Exercise details: Restate the full set of records exactly, word for word.

Source data:
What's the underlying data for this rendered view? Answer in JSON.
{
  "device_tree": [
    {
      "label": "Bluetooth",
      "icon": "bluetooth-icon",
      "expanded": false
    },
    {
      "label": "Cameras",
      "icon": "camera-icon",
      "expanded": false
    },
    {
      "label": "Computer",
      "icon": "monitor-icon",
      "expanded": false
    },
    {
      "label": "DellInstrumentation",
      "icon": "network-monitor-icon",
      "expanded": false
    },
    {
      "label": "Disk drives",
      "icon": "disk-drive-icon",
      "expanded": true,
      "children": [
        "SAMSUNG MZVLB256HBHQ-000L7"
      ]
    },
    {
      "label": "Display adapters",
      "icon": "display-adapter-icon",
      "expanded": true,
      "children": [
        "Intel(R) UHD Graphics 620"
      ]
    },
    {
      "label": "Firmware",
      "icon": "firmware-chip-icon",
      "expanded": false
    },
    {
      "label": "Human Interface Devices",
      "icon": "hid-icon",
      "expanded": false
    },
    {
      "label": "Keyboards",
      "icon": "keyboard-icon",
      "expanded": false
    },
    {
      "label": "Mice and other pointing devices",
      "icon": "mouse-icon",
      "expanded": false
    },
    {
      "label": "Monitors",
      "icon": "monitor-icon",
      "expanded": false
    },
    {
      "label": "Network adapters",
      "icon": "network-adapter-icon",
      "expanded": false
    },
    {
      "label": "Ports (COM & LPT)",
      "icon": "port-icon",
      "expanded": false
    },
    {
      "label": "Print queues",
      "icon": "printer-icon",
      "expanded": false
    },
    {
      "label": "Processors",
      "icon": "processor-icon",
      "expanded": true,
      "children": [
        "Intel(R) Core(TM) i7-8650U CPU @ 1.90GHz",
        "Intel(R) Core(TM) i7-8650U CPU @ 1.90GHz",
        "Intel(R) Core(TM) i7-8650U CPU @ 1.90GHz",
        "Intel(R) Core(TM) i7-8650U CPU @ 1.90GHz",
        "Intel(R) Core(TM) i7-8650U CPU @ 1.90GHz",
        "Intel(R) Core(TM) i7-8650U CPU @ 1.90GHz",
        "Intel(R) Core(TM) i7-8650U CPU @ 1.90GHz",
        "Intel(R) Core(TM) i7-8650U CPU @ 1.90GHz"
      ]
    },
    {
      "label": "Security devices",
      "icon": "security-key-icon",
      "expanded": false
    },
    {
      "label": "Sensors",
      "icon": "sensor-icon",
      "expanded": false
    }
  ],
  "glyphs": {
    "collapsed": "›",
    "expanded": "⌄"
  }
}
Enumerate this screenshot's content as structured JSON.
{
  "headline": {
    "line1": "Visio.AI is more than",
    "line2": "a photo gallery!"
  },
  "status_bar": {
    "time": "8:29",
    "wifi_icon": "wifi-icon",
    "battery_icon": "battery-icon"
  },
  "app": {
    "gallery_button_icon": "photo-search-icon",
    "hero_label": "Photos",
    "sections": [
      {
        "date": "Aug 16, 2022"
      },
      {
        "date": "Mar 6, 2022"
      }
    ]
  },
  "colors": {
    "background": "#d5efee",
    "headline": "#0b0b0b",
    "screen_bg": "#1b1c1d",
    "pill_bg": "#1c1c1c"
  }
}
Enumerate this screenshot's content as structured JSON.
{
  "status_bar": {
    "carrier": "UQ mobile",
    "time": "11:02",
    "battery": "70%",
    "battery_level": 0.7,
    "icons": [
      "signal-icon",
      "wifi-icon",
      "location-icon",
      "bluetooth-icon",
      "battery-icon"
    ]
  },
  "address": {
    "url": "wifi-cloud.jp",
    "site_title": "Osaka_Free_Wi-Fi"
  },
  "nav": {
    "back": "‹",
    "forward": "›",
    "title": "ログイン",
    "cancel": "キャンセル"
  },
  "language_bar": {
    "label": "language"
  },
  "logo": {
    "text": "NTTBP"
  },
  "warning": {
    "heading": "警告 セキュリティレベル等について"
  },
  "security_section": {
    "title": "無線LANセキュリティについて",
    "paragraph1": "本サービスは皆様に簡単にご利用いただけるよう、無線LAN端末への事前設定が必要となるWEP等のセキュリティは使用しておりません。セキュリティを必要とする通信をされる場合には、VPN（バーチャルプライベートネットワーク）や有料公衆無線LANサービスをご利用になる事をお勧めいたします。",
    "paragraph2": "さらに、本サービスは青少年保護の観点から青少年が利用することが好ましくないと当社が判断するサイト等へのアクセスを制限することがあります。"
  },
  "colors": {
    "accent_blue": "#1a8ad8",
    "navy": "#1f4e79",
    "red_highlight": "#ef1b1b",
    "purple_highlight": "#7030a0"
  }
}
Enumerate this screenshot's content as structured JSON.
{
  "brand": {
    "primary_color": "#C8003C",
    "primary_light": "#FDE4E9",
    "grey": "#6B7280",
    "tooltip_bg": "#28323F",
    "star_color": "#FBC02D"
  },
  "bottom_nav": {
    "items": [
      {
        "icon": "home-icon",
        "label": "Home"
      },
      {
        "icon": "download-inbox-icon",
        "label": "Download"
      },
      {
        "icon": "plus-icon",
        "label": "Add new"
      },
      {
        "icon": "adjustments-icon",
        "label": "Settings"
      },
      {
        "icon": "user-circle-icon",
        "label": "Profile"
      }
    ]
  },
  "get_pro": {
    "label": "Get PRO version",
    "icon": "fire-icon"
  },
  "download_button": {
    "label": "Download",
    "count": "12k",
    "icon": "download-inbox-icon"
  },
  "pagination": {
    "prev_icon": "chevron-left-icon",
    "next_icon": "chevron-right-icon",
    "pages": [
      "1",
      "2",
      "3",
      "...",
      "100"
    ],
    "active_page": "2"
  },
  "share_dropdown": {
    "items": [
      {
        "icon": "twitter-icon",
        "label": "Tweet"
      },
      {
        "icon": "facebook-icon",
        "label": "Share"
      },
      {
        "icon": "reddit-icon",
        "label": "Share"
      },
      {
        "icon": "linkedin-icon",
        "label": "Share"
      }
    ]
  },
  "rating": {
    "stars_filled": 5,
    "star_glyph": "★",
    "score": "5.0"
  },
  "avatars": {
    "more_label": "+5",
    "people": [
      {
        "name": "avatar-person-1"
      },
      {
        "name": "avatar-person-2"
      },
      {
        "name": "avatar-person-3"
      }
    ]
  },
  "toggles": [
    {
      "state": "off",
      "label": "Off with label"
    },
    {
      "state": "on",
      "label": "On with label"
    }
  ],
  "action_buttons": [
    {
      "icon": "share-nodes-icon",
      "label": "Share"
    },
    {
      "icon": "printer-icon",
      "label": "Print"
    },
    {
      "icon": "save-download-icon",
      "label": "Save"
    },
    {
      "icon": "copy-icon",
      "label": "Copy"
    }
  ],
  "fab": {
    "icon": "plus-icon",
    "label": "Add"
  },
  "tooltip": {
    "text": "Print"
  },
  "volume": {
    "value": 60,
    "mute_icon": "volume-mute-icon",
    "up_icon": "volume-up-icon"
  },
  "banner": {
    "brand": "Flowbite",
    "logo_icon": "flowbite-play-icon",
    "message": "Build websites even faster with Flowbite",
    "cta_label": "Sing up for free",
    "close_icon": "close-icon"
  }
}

Result of this task:
What's the underlying data for this rendered view? Answer in JSON.
{
  "device_tree": [
    {
      "label": "Bluetooth",
      "icon": "bluetooth-icon",
      "expanded": false
    },
    {
      "label": "Cameras",
      "icon": "camera-icon",
      "expanded": false
    },
    {
      "label": "Computer",
      "icon": "monitor-icon",
      "expanded": false
    },
    {
      "label": "DellInstrumentation",
      "icon": "network-monitor-icon",
      "expanded": false
    },
    {
      "label": "Disk drives",
      "icon": "disk-drive-icon",
      "expanded": true,
      "children": [
        "SAMSUNG MZVLB256HBHQ-000L7"
      ]
    },
    {
      "label": "Display adapters",
      "icon": "display-adapter-icon",
      "expanded": true,
      "children": [
        "Intel(R) UHD Graphics 620"
      ]
    },
    {
      "label": "Firmware",
      "icon": "firmware-chip-icon",
      "expanded": false
    },
    {
      "label": "Human Interface Devices",
      "icon": "hid-icon",
      "expanded": false
    },
    {
      "label": "Keyboards",
      "icon": "keyboard-icon",
      "expanded": false
    },
    {
      "label": "Mice and other pointing devices",
      "icon": "mouse-icon",
      "expanded": false
    },
    {
      "label": "Monitors",
      "icon": "monitor-icon",
      "expanded": false
    },
    {
      "label": "Network adapters",
      "icon": "network-adapter-icon",
      "expanded": false
    },
    {
      "label": "Ports (COM & LPT)",
      "icon": "port-icon",
      "expanded": false
    },
    {
      "label": "Print queues",
      "icon": "printer-icon",
      "expanded": false
    },
    {
      "label": "Processors",
      "icon": "processor-icon",
      "expanded": true,
      "children": [
        "Intel(R) Core(TM) i7-8650U CPU @ 1.90GHz",
        "Intel(R) Core(TM) i7-8650U CPU @ 1.90GHz",
        "Intel(R) Core(TM) i7-8650U CPU @ 1.90GHz",
        "Intel(R) Core(TM) i7-8650U CPU @ 1.90GHz",
        "Intel(R) Core(TM) i7-8650U CPU @ 1.90GHz",
        "Intel(R) Core(TM) i7-8650U CPU @ 1.90GHz",
        "Intel(R) Core(TM) i7-8650U CPU @ 1.90GHz",
        "Intel(R) Core(TM) i7-8650U CPU @ 1.90GHz"
      ]
    },
    {
      "label": "Security devices",
      "icon": "security-key-icon",
      "expanded": false
    },
    {
      "label": "Sensors",
      "icon": "sensor-icon",
      "expanded": false
    }
  ],
  "glyphs": {
    "collapsed": "›",
    "expanded": "⌄"
  }
}
Enumerate this screenshot's content as structured JSON.
{
  "headline": {
    "line1": "Visio.AI is more than",
    "line2": "a photo gallery!"
  },
  "status_bar": {
    "time": "8:29",
    "wifi_icon": "wifi-icon",
    "battery_icon": "battery-icon"
  },
  "app": {
    "gallery_button_icon": "photo-search-icon",
    "hero_label": "Photos",
    "sections": [
      {
        "date": "Aug 16, 2022"
      },
      {
        "date": "Mar 6, 2022"
      }
    ]
  },
  "colors": {
    "background": "#d5efee",
    "headline": "#0b0b0b",
    "screen_bg": "#1b1c1d",
    "pill_bg": "#1c1c1c"
  }
}
Enumerate this screenshot's content as structured JSON.
{
  "status_bar": {
    "carrier": "UQ mobile",
    "time": "11:02",
    "battery": "70%",
    "battery_level": 0.7,
    "icons": [
      "signal-icon",
      "wifi-icon",
      "location-icon",
      "bluetooth-icon",
      "battery-icon"
    ]
  },
  "address": {
    "url": "wifi-cloud.jp",
    "site_title": "Osaka_Free_Wi-Fi"
  },
  "nav": {
    "back": "‹",
    "forward": "›",
    "title": "ログイン",
    "cancel": "キャンセル"
  },
  "language_bar": {
    "label": "language"
  },
  "logo": {
    "text": "NTTBP"
  },
  "warning": {
    "heading": "警告 セキュリティレベル等について"
  },
  "security_section": {
    "title": "無線LANセキュリティについて",
    "paragraph1": "本サービスは皆様に簡単にご利用いただけるよう、無線LAN端末への事前設定が必要となるWEP等のセキュリティは使用しておりません。セキュリティを必要とする通信をされる場合には、VPN（バーチャルプライベートネットワーク）や有料公衆無線LANサービスをご利用になる事をお勧めいたします。",
    "paragraph2": "さらに、本サービスは青少年保護の観点から青少年が利用することが好ましくないと当社が判断するサイト等へのアクセスを制限することがあります。"
  },
  "colors": {
    "accent_blue": "#1a8ad8",
    "navy": "#1f4e79",
    "red_highlight": "#ef1b1b",
    "purple_highlight": "#7030a0"
  }
}
Enumerate this screenshot's content as structured JSON.
{
  "brand": {
    "primary_color": "#C8003C",
    "primary_light": "#FDE4E9",
    "grey": "#6B7280",
    "tooltip_bg": "#28323F",
    "star_color": "#FBC02D"
  },
  "bottom_nav": {
    "items": [
      {
        "icon": "home-icon",
        "label": "Home"
      },
      {
        "icon": "download-inbox-icon",
        "label": "Download"
      },
      {
        "icon": "plus-icon",
        "label": "Add new"
      },
      {
        "icon": "adjustments-icon",
        "label": "Settings"
      },
      {
        "icon": "user-circle-icon",
        "label": "Profile"
      }
    ]
  },
  "get_pro": {
    "label": "Get PRO version",
    "icon": "fire-icon"
  },
  "download_button": {
    "label": "Download",
    "count": "12k",
    "icon": "download-inbox-icon"
  },
  "pagination": {
    "prev_icon": "chevron-left-icon",
    "next_icon": "chevron-right-icon",
    "pages": [
      "1",
      "2",
      "3",
      "...",
      "100"
    ],
    "active_page": "2"
  },
  "share_dropdown": {
    "items": [
      {
        "icon": "twitter-icon",
        "label": "Tweet"
      },
      {
        "icon": "facebook-icon",
        "label": "Share"
      },
      {
        "icon": "reddit-icon",
        "label": "Share"
      },
      {
        "icon": "linkedin-icon",
        "label": "Share"
      }
    ]
  },
  "rating": {
    "stars_filled": 5,
    "star_glyph": "★",
    "score": "5.0"
  },
  "avatars": {
    "more_label": "+5",
    "people": [
      {
        "name": "avatar-person-1"
      },
      {
        "name": "avatar-person-2"
      },
      {
        "name": "avatar-person-3"
      }
    ]
  },
  "toggles": [
    {
      "state": "off",
      "label": "Off with label"
    },
    {
      "state": "on",
      "label": "On with label"
    }
  ],
  "action_buttons": [
    {
      "icon": "share-nodes-icon",
      "label": "Share"
    },
    {
      "icon": "printer-icon",
      "label": "Print"
    },
    {
      "icon": "save-download-icon",
      "label": "Save"
    },
    {
      "icon": "copy-icon",
      "label": "Copy"
    }
  ],
  "fab": {
    "icon": "plus-icon",
    "label": "Add"
  },
  "tooltip": {
    "text": "Print"
  },
  "volume": {
    "value": 60,
    "mute_icon": "volume-mute-icon",
    "up_icon": "volume-up-icon"
  },
  "banner": {
    "brand": "Flowbite",
    "logo_icon": "flowbite-play-icon",
    "message": "Build websites even faster with Flowbite",
    "cta_label": "Sing up for free",
    "close_icon": "close-icon"
  }
}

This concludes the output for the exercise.